(Collected data)
◆ ◆ ◆

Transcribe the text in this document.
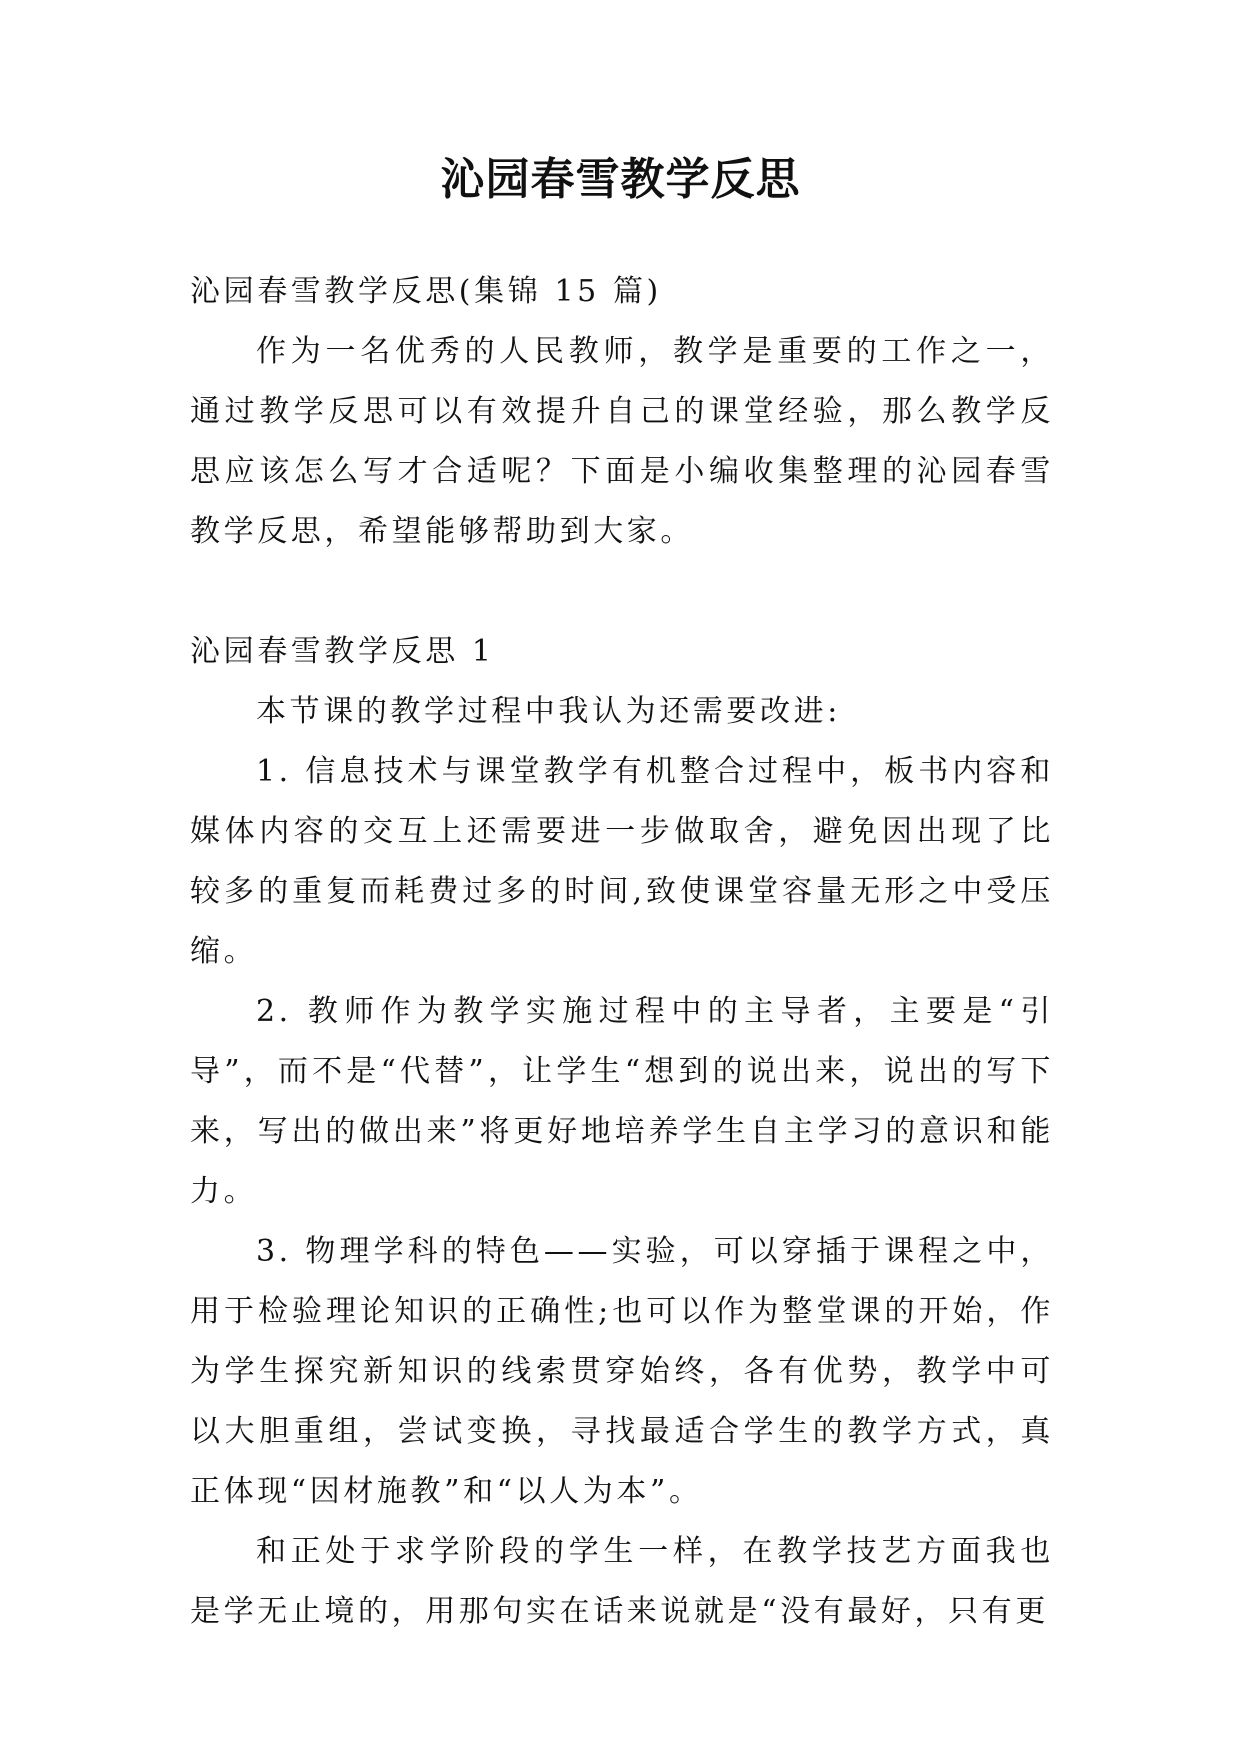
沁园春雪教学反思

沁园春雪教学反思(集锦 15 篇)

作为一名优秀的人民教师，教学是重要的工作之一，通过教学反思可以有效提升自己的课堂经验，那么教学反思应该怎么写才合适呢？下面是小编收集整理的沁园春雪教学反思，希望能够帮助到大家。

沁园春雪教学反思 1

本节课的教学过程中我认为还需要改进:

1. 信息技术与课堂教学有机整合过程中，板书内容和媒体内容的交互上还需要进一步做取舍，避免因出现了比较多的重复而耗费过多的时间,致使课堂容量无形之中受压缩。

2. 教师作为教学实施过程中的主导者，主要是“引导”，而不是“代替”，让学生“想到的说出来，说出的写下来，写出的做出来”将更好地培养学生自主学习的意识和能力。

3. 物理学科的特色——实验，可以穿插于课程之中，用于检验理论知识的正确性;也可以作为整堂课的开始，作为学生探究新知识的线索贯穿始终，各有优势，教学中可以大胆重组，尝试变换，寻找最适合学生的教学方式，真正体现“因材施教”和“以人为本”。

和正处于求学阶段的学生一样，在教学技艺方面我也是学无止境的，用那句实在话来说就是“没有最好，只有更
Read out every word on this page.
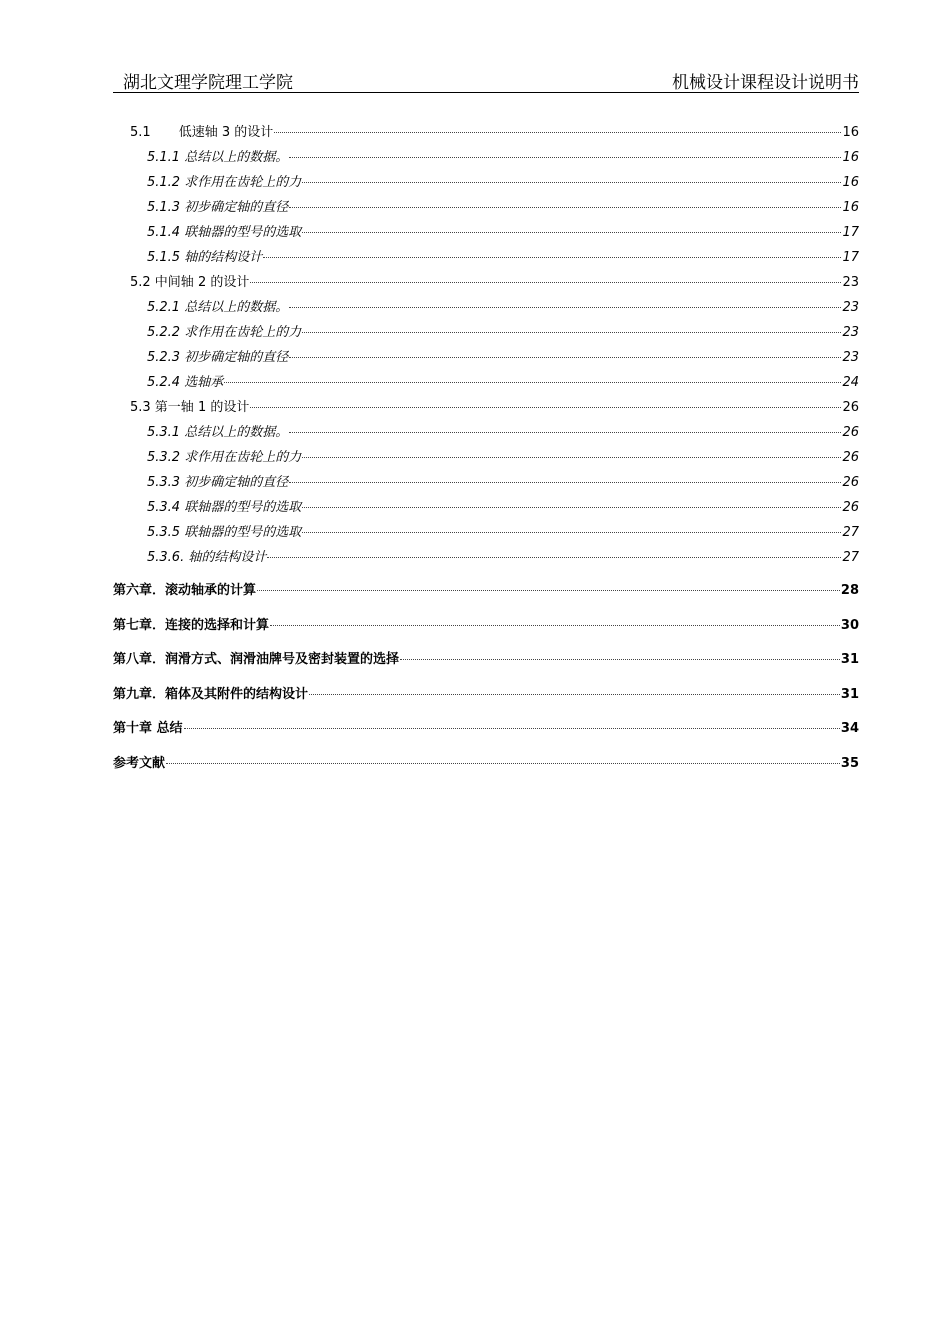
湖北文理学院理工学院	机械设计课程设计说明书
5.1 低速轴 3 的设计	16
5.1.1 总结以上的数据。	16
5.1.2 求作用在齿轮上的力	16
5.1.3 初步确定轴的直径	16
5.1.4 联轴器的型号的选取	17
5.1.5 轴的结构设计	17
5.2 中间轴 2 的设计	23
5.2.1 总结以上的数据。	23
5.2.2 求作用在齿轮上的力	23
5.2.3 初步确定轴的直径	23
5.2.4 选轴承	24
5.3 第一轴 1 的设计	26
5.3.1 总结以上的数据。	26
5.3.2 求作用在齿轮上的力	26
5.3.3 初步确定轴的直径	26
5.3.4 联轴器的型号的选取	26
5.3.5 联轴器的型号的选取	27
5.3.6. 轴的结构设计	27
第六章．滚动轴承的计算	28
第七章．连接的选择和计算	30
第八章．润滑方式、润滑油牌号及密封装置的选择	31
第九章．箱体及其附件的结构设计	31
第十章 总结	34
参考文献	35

◆ ◆ ◆

## Your objective
Keep the pictures out of the copy and write out the data exactly as it stands.

## Worked solution
Transcribe the text in this document.
沁园春雪教学反思

沁园春雪教学反思(集锦 15 篇)

作为一名优秀的人民教师，教学是重要的工作之一，通过教学反思可以有效提升自己的课堂经验，那么教学反思应该怎么写才合适呢？下面是小编收集整理的沁园春雪教学反思，希望能够帮助到大家。

沁园春雪教学反思 1

本节课的教学过程中我认为还需要改进:

1. 信息技术与课堂教学有机整合过程中，板书内容和媒体内容的交互上还需要进一步做取舍，避免因出现了比较多的重复而耗费过多的时间,致使课堂容量无形之中受压缩。

2. 教师作为教学实施过程中的主导者，主要是“引导”，而不是“代替”，让学生“想到的说出来，说出的写下来，写出的做出来”将更好地培养学生自主学习的意识和能力。

3. 物理学科的特色——实验，可以穿插于课程之中，用于检验理论知识的正确性;也可以作为整堂课的开始，作为学生探究新知识的线索贯穿始终，各有优势，教学中可以大胆重组，尝试变换，寻找最适合学生的教学方式，真正体现“因材施教”和“以人为本”。

和正处于求学阶段的学生一样，在教学技艺方面我也是学无止境的，用那句实在话来说就是“没有最好，只有更
Read out every word on this page.
湖北文理学院理工学院	机械设计课程设计说明书
5.1 低速轴 3 的设计	16
5.1.1 总结以上的数据。	16
5.1.2 求作用在齿轮上的力	16
5.1.3 初步确定轴的直径	16
5.1.4 联轴器的型号的选取	17
5.1.5 轴的结构设计	17
5.2 中间轴 2 的设计	23
5.2.1 总结以上的数据。	23
5.2.2 求作用在齿轮上的力	23
5.2.3 初步确定轴的直径	23
5.2.4 选轴承	24
5.3 第一轴 1 的设计	26
5.3.1 总结以上的数据。	26
5.3.2 求作用在齿轮上的力	26
5.3.3 初步确定轴的直径	26
5.3.4 联轴器的型号的选取	26
5.3.5 联轴器的型号的选取	27
5.3.6. 轴的结构设计	27
第六章．滚动轴承的计算	28
第七章．连接的选择和计算	30
第八章．润滑方式、润滑油牌号及密封装置的选择	31
第九章．箱体及其附件的结构设计	31
第十章 总结	34
参考文献	35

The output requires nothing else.